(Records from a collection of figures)

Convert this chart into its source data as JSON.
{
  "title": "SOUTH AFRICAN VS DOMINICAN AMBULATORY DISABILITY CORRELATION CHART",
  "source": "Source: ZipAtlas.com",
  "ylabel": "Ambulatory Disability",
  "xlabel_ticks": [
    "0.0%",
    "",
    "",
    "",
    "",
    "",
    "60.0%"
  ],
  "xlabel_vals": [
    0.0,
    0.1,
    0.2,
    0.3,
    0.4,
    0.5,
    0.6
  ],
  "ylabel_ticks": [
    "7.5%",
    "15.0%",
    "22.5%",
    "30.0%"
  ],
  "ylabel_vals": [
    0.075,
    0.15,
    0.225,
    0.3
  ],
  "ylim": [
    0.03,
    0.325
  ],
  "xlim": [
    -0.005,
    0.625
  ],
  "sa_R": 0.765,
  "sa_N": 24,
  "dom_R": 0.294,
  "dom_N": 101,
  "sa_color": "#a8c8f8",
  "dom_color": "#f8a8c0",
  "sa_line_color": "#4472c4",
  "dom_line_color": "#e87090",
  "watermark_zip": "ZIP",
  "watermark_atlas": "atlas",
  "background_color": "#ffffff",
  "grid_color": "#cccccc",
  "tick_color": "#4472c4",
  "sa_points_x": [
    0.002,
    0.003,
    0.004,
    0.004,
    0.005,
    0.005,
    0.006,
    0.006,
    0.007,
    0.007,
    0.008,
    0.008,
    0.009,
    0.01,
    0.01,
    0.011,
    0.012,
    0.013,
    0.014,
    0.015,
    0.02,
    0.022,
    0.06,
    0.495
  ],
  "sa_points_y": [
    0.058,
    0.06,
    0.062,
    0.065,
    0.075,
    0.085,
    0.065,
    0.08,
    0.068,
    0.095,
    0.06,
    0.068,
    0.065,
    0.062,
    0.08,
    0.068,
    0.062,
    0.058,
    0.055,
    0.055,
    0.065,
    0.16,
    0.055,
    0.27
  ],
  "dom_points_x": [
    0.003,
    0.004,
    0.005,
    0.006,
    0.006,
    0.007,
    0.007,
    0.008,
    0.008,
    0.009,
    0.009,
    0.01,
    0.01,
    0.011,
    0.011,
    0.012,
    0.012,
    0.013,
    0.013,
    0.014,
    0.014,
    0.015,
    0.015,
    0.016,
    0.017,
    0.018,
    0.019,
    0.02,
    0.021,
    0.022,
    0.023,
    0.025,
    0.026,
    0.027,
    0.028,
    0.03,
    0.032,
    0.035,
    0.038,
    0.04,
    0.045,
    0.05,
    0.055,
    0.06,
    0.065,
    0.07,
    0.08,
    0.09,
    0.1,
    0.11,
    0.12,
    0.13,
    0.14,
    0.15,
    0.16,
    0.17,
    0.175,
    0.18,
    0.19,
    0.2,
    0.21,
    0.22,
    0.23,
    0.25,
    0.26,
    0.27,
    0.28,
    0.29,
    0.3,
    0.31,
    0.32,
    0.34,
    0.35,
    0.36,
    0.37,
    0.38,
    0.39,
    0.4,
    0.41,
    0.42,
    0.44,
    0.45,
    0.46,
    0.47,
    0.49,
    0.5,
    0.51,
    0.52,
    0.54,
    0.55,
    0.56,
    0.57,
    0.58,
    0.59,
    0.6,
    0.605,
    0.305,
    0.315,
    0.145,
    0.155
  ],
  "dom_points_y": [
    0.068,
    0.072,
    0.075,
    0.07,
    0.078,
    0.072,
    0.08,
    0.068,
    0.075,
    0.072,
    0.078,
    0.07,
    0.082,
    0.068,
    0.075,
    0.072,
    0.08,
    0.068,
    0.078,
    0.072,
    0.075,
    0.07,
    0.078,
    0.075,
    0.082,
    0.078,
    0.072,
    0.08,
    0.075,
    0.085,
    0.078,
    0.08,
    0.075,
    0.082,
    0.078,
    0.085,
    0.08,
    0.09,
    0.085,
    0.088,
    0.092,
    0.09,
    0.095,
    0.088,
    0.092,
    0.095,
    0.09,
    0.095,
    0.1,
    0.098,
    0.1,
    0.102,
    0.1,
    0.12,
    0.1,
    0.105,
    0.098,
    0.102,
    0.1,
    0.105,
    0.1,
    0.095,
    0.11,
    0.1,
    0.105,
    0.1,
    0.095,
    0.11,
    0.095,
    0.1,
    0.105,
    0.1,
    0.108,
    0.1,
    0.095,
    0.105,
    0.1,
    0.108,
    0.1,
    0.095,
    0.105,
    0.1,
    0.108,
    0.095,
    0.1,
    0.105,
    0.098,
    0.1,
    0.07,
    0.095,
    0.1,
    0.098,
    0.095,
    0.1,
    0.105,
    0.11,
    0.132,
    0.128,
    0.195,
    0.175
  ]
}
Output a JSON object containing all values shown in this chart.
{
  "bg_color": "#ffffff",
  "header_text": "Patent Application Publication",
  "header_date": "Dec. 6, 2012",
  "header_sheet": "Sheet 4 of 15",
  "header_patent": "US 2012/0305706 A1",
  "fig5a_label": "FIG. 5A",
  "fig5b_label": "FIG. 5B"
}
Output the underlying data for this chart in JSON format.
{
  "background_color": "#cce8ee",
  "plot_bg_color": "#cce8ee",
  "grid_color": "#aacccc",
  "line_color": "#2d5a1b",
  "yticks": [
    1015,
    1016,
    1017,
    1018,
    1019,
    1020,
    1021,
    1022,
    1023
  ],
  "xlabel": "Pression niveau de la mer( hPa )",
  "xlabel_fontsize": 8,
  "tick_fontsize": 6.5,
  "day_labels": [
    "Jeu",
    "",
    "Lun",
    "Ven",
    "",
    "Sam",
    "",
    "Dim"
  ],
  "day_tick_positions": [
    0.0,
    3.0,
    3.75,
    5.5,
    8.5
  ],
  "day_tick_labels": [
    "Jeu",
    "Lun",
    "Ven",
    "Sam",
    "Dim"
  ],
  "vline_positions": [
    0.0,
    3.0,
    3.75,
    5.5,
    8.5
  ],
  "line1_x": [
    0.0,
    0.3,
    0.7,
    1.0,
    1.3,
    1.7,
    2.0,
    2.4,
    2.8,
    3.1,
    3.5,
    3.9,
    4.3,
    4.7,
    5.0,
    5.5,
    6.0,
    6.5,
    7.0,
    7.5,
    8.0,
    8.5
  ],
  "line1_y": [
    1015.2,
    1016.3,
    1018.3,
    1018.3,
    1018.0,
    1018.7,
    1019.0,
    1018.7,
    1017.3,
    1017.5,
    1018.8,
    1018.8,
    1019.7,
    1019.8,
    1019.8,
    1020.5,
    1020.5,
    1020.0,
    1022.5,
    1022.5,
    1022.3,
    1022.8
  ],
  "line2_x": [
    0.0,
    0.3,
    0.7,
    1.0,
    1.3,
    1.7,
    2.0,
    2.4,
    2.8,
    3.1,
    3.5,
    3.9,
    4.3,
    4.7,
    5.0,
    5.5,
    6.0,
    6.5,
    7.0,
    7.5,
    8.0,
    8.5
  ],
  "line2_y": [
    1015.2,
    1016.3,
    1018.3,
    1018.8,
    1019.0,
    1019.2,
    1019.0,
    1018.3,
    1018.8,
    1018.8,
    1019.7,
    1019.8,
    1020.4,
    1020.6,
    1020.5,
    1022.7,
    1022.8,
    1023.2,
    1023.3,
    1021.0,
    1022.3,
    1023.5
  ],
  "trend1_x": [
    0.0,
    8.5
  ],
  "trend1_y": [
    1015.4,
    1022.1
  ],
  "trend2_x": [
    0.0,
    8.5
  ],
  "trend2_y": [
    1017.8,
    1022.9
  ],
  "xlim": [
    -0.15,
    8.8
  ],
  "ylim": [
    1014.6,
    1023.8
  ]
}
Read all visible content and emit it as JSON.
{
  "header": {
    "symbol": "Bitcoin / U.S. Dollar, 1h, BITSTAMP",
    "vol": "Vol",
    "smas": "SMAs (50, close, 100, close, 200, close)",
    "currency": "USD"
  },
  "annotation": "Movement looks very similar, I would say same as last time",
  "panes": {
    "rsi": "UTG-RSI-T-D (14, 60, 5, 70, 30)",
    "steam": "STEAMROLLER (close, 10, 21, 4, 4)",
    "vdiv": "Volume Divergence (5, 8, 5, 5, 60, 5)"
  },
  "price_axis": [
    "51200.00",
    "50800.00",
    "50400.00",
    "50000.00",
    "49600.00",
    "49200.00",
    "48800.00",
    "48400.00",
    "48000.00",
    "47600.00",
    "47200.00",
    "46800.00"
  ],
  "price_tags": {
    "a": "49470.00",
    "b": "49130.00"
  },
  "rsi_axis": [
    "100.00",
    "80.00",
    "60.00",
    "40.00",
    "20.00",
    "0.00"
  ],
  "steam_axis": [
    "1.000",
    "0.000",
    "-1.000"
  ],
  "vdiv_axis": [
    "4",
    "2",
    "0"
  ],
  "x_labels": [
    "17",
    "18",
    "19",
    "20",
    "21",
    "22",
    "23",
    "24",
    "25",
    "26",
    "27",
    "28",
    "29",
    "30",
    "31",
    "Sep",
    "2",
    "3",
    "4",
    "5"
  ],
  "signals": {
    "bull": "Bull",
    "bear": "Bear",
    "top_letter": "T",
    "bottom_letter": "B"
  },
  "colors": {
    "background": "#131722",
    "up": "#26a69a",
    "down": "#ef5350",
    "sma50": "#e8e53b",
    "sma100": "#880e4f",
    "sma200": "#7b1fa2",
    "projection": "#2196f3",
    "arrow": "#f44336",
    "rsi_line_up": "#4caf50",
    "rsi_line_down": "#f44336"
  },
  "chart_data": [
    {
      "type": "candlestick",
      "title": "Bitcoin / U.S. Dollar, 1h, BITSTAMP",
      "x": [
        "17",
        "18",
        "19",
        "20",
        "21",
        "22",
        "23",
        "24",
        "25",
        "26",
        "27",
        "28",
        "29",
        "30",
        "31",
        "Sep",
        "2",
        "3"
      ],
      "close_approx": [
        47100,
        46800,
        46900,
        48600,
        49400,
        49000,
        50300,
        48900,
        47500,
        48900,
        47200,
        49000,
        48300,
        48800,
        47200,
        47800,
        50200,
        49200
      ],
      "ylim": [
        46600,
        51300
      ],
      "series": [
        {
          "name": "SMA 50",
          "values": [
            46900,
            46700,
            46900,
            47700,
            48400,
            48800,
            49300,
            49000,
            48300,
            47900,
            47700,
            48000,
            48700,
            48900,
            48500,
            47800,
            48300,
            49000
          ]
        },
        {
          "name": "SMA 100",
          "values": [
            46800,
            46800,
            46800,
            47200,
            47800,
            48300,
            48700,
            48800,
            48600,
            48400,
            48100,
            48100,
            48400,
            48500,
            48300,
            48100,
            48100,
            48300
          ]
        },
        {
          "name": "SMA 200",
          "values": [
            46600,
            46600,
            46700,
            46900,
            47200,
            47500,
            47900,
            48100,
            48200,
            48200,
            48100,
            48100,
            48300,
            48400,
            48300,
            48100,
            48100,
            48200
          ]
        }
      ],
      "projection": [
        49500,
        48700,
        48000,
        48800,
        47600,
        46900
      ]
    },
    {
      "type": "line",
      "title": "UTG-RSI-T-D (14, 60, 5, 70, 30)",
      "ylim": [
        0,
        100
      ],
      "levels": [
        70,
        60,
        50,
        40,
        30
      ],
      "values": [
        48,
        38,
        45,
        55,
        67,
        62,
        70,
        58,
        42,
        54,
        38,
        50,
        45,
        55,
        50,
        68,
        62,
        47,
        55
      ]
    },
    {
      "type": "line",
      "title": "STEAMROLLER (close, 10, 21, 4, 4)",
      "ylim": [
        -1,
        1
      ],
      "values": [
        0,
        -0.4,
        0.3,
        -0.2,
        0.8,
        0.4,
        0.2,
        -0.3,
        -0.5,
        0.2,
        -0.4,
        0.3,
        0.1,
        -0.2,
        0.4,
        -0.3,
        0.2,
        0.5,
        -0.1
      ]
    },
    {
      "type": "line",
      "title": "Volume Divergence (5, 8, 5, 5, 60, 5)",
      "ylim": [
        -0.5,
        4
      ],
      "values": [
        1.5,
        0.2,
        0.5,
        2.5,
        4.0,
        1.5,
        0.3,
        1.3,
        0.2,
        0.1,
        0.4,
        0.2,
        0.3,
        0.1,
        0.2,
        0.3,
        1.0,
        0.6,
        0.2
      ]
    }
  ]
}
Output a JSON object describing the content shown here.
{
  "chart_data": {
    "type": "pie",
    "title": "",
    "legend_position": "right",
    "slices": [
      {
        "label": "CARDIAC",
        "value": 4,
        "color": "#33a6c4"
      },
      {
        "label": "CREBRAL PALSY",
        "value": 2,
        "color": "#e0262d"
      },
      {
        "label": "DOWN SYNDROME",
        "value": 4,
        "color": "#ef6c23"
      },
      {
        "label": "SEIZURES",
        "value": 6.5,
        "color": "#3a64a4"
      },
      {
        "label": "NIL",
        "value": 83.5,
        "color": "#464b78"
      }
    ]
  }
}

DESCRIPTION OF THE TASK
Figure out how many lines of the data above include "content", then give the number and nothing more.

TASK OUTPUT
2